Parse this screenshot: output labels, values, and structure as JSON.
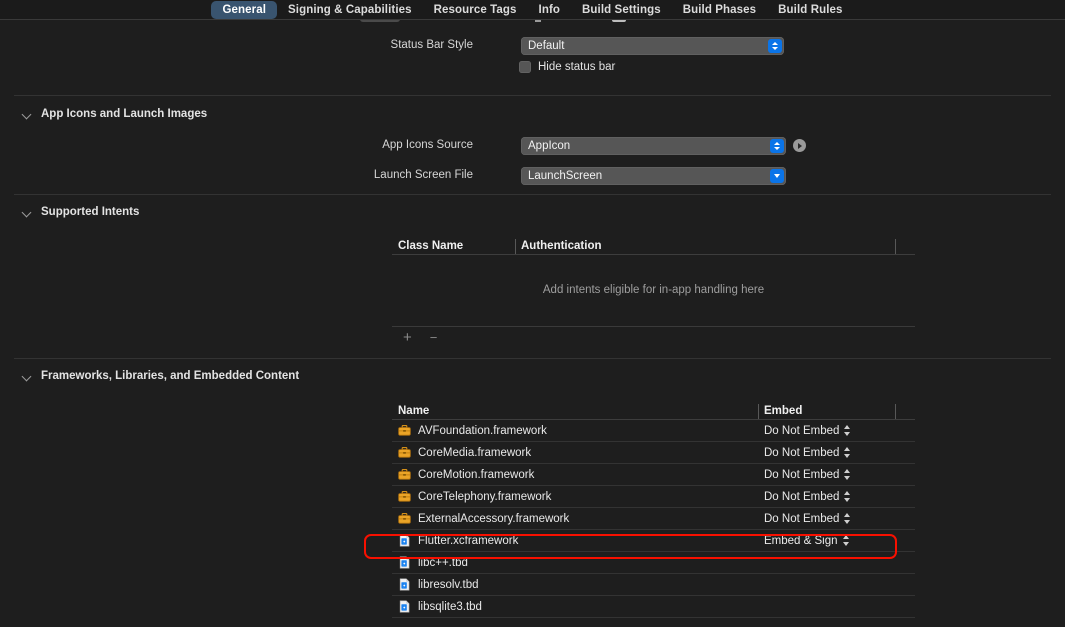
{
  "tabs": [
    {
      "label": "General",
      "active": true
    },
    {
      "label": "Signing & Capabilities",
      "active": false
    },
    {
      "label": "Resource Tags",
      "active": false
    },
    {
      "label": "Info",
      "active": false
    },
    {
      "label": "Build Settings",
      "active": false
    },
    {
      "label": "Build Phases",
      "active": false
    },
    {
      "label": "Build Rules",
      "active": false
    }
  ],
  "status_bar": {
    "style_label": "Status Bar Style",
    "style_value": "Default",
    "hide_label": "Hide status bar"
  },
  "app_icons": {
    "section_title": "App Icons and Launch Images",
    "source_label": "App Icons Source",
    "source_value": "AppIcon",
    "launch_label": "Launch Screen File",
    "launch_value": "LaunchScreen"
  },
  "supported_intents": {
    "section_title": "Supported Intents",
    "columns": [
      "Class Name",
      "Authentication"
    ],
    "empty_message": "Add intents eligible for in-app handling here",
    "add_label": "+",
    "remove_label": "−"
  },
  "frameworks": {
    "section_title": "Frameworks, Libraries, and Embedded Content",
    "columns": [
      "Name",
      "Embed"
    ],
    "rows": [
      {
        "icon": "framework-briefcase-icon",
        "name": "AVFoundation.framework",
        "embed": "Do Not Embed",
        "highlighted": false
      },
      {
        "icon": "framework-briefcase-icon",
        "name": "CoreMedia.framework",
        "embed": "Do Not Embed",
        "highlighted": false
      },
      {
        "icon": "framework-briefcase-icon",
        "name": "CoreMotion.framework",
        "embed": "Do Not Embed",
        "highlighted": false
      },
      {
        "icon": "framework-briefcase-icon",
        "name": "CoreTelephony.framework",
        "embed": "Do Not Embed",
        "highlighted": false
      },
      {
        "icon": "framework-briefcase-icon",
        "name": "ExternalAccessory.framework",
        "embed": "Do Not Embed",
        "highlighted": false
      },
      {
        "icon": "document-blue-icon",
        "name": "Flutter.xcframework",
        "embed": "Embed & Sign",
        "highlighted": true
      },
      {
        "icon": "document-blue-icon",
        "name": "libc++.tbd",
        "embed": "",
        "highlighted": false
      },
      {
        "icon": "document-blue-icon",
        "name": "libresolv.tbd",
        "embed": "",
        "highlighted": false
      },
      {
        "icon": "document-blue-icon",
        "name": "libsqlite3.tbd",
        "embed": "",
        "highlighted": false
      }
    ]
  },
  "colors": {
    "background": "#1e1e1e",
    "tab_active": "#39546f",
    "control_accent": "#0a74e8",
    "highlight_annotation": "#f81000",
    "framework_icon": "#e8a020"
  }
}
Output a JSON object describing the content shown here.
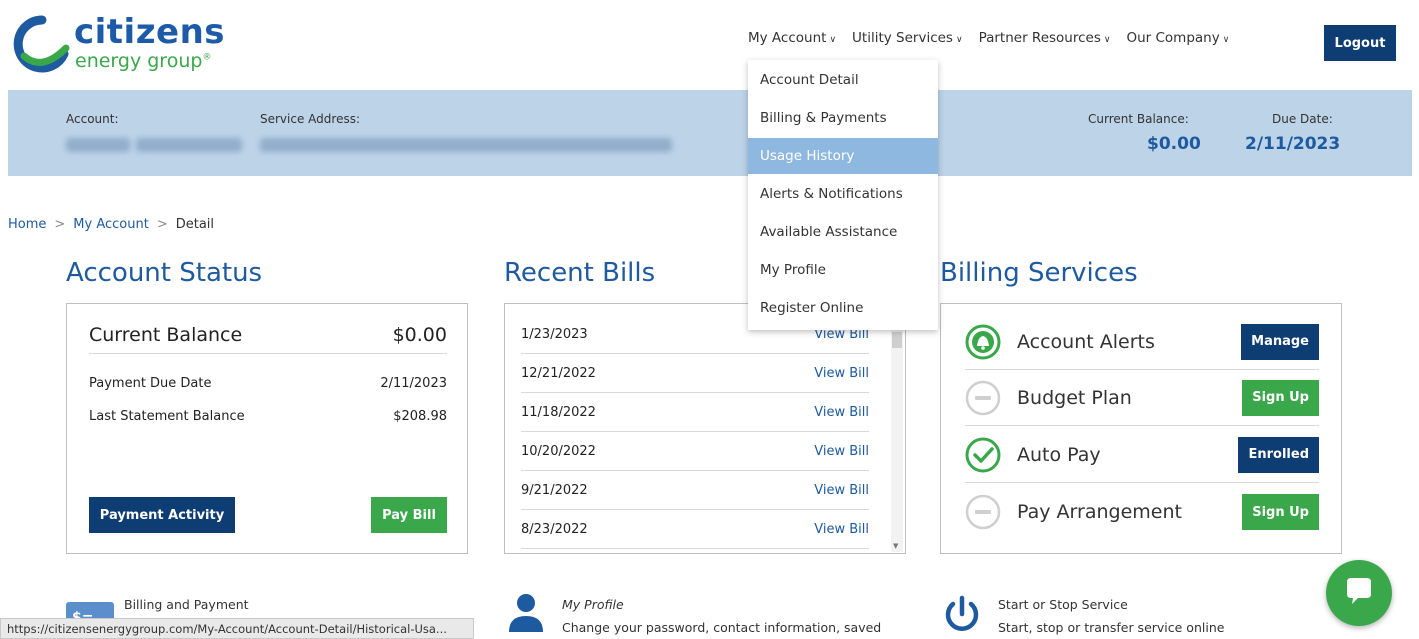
{
  "brand": {
    "name": "citizens",
    "sub": "energy group",
    "tm": "®",
    "primary_color": "#1e5aa0",
    "accent_color": "#3aa84a",
    "navy_color": "#0d3d73"
  },
  "topnav": {
    "items": [
      {
        "label": "My Account"
      },
      {
        "label": "Utility Services"
      },
      {
        "label": "Partner Resources"
      },
      {
        "label": "Our Company"
      }
    ],
    "logout_label": "Logout"
  },
  "dropdown": {
    "items": [
      {
        "label": "Account Detail"
      },
      {
        "label": "Billing & Payments"
      },
      {
        "label": "Usage History",
        "active": true
      },
      {
        "label": "Alerts & Notifications"
      },
      {
        "label": "Available Assistance"
      },
      {
        "label": "My Profile"
      },
      {
        "label": "Register Online"
      }
    ]
  },
  "account_bar": {
    "account_label": "Account:",
    "service_address_label": "Service Address:",
    "current_balance_label": "Current Balance:",
    "current_balance_value": "$0.00",
    "due_date_label": "Due Date:",
    "due_date_value": "2/11/2023"
  },
  "breadcrumb": {
    "items": [
      "Home",
      "My Account",
      "Detail"
    ],
    "sep": ">"
  },
  "account_status": {
    "title": "Account Status",
    "current_balance_label": "Current Balance",
    "current_balance_value": "$0.00",
    "payment_due_label": "Payment Due Date",
    "payment_due_value": "2/11/2023",
    "last_statement_label": "Last Statement Balance",
    "last_statement_value": "$208.98",
    "payment_activity_label": "Payment Activity",
    "pay_bill_label": "Pay Bill"
  },
  "recent_bills": {
    "title": "Recent Bills",
    "rows": [
      {
        "date": "1/23/2023",
        "link": "View Bill"
      },
      {
        "date": "12/21/2022",
        "link": "View Bill"
      },
      {
        "date": "11/18/2022",
        "link": "View Bill"
      },
      {
        "date": "10/20/2022",
        "link": "View Bill"
      },
      {
        "date": "9/21/2022",
        "link": "View Bill"
      },
      {
        "date": "8/23/2022",
        "link": "View Bill"
      }
    ]
  },
  "billing_services": {
    "title": "Billing Services",
    "rows": [
      {
        "label": "Account Alerts",
        "button": "Manage",
        "icon": "bell-icon"
      },
      {
        "label": "Budget Plan",
        "button": "Sign Up",
        "icon": "minus-circle-icon"
      },
      {
        "label": "Auto Pay",
        "button": "Enrolled",
        "icon": "check-circle-icon"
      },
      {
        "label": "Pay Arrangement",
        "button": "Sign Up",
        "icon": "minus-circle-icon"
      }
    ]
  },
  "bottom": {
    "billing_title": "Billing and Payment",
    "profile_title": "My Profile",
    "profile_desc": "Change your password, contact information, saved",
    "service_title": "Start or Stop Service",
    "service_desc": "Start, stop or transfer service online"
  },
  "status_url": "https://citizensenergygroup.com/My-Account/Account-Detail/Historical-Usa..."
}
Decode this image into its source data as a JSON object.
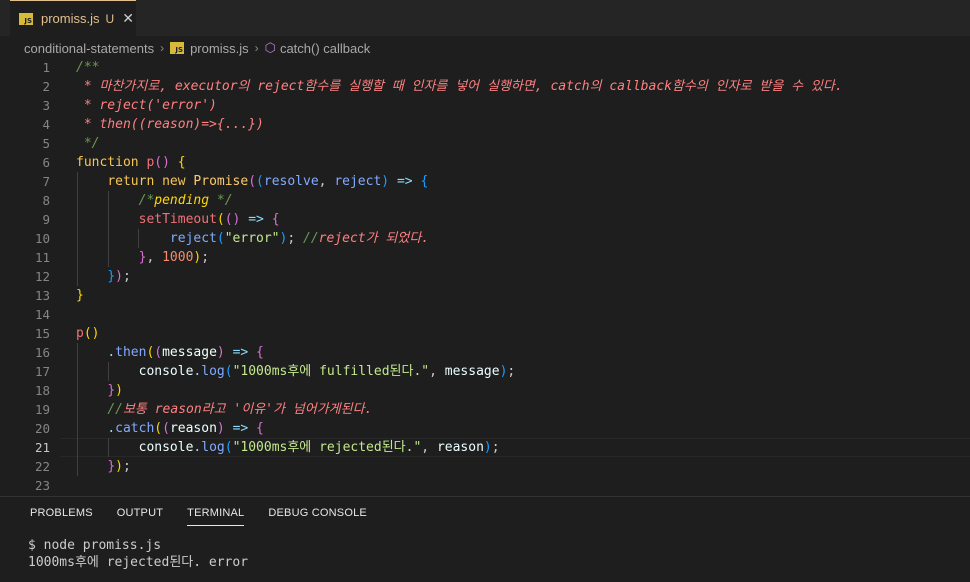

+ + + + + + +

### Directions for this task
Return the listing above unchanged, apart from dropping its pictures.

### Solution to this exercise
Parse this screenshot: output labels, values, and structure as JSON.
{
  "tabs": [
    {
      "label": "General",
      "active": true
    },
    {
      "label": "Signing & Capabilities",
      "active": false
    },
    {
      "label": "Resource Tags",
      "active": false
    },
    {
      "label": "Info",
      "active": false
    },
    {
      "label": "Build Settings",
      "active": false
    },
    {
      "label": "Build Phases",
      "active": false
    },
    {
      "label": "Build Rules",
      "active": false
    }
  ],
  "status_bar": {
    "style_label": "Status Bar Style",
    "style_value": "Default",
    "hide_label": "Hide status bar"
  },
  "app_icons": {
    "section_title": "App Icons and Launch Images",
    "source_label": "App Icons Source",
    "source_value": "AppIcon",
    "launch_label": "Launch Screen File",
    "launch_value": "LaunchScreen"
  },
  "supported_intents": {
    "section_title": "Supported Intents",
    "columns": [
      "Class Name",
      "Authentication"
    ],
    "empty_message": "Add intents eligible for in-app handling here",
    "add_label": "+",
    "remove_label": "−"
  },
  "frameworks": {
    "section_title": "Frameworks, Libraries, and Embedded Content",
    "columns": [
      "Name",
      "Embed"
    ],
    "rows": [
      {
        "icon": "framework-briefcase-icon",
        "name": "AVFoundation.framework",
        "embed": "Do Not Embed",
        "highlighted": false
      },
      {
        "icon": "framework-briefcase-icon",
        "name": "CoreMedia.framework",
        "embed": "Do Not Embed",
        "highlighted": false
      },
      {
        "icon": "framework-briefcase-icon",
        "name": "CoreMotion.framework",
        "embed": "Do Not Embed",
        "highlighted": false
      },
      {
        "icon": "framework-briefcase-icon",
        "name": "CoreTelephony.framework",
        "embed": "Do Not Embed",
        "highlighted": false
      },
      {
        "icon": "framework-briefcase-icon",
        "name": "ExternalAccessory.framework",
        "embed": "Do Not Embed",
        "highlighted": false
      },
      {
        "icon": "document-blue-icon",
        "name": "Flutter.xcframework",
        "embed": "Embed & Sign",
        "highlighted": true
      },
      {
        "icon": "document-blue-icon",
        "name": "libc++.tbd",
        "embed": "",
        "highlighted": false
      },
      {
        "icon": "document-blue-icon",
        "name": "libresolv.tbd",
        "embed": "",
        "highlighted": false
      },
      {
        "icon": "document-blue-icon",
        "name": "libsqlite3.tbd",
        "embed": "",
        "highlighted": false
      }
    ]
  },
  "colors": {
    "background": "#1e1e1e",
    "tab_active": "#39546f",
    "control_accent": "#0a74e8",
    "highlight_annotation": "#f81000",
    "framework_icon": "#e8a020"
  }
}
Output a JSON object describing the content shown here.
{
  "brand": {
    "name": "citizens",
    "sub": "energy group",
    "tm": "®",
    "primary_color": "#1e5aa0",
    "accent_color": "#3aa84a",
    "navy_color": "#0d3d73"
  },
  "topnav": {
    "items": [
      {
        "label": "My Account"
      },
      {
        "label": "Utility Services"
      },
      {
        "label": "Partner Resources"
      },
      {
        "label": "Our Company"
      }
    ],
    "logout_label": "Logout"
  },
  "dropdown": {
    "items": [
      {
        "label": "Account Detail"
      },
      {
        "label": "Billing & Payments"
      },
      {
        "label": "Usage History",
        "active": true
      },
      {
        "label": "Alerts & Notifications"
      },
      {
        "label": "Available Assistance"
      },
      {
        "label": "My Profile"
      },
      {
        "label": "Register Online"
      }
    ]
  },
  "account_bar": {
    "account_label": "Account:",
    "service_address_label": "Service Address:",
    "current_balance_label": "Current Balance:",
    "current_balance_value": "$0.00",
    "due_date_label": "Due Date:",
    "due_date_value": "2/11/2023"
  },
  "breadcrumb": {
    "items": [
      "Home",
      "My Account",
      "Detail"
    ],
    "sep": ">"
  },
  "account_status": {
    "title": "Account Status",
    "current_balance_label": "Current Balance",
    "current_balance_value": "$0.00",
    "payment_due_label": "Payment Due Date",
    "payment_due_value": "2/11/2023",
    "last_statement_label": "Last Statement Balance",
    "last_statement_value": "$208.98",
    "payment_activity_label": "Payment Activity",
    "pay_bill_label": "Pay Bill"
  },
  "recent_bills": {
    "title": "Recent Bills",
    "rows": [
      {
        "date": "1/23/2023",
        "link": "View Bill"
      },
      {
        "date": "12/21/2022",
        "link": "View Bill"
      },
      {
        "date": "11/18/2022",
        "link": "View Bill"
      },
      {
        "date": "10/20/2022",
        "link": "View Bill"
      },
      {
        "date": "9/21/2022",
        "link": "View Bill"
      },
      {
        "date": "8/23/2022",
        "link": "View Bill"
      }
    ]
  },
  "billing_services": {
    "title": "Billing Services",
    "rows": [
      {
        "label": "Account Alerts",
        "button": "Manage",
        "icon": "bell-icon"
      },
      {
        "label": "Budget Plan",
        "button": "Sign Up",
        "icon": "minus-circle-icon"
      },
      {
        "label": "Auto Pay",
        "button": "Enrolled",
        "icon": "check-circle-icon"
      },
      {
        "label": "Pay Arrangement",
        "button": "Sign Up",
        "icon": "minus-circle-icon"
      }
    ]
  },
  "bottom": {
    "billing_title": "Billing and Payment",
    "profile_title": "My Profile",
    "profile_desc": "Change your password, contact information, saved",
    "service_title": "Start or Stop Service",
    "service_desc": "Start, stop or transfer service online"
  },
  "status_url": "https://citizensenergygroup.com/My-Account/Account-Detail/Historical-Usa..."
}
Decode this image into its source data as a JSON object.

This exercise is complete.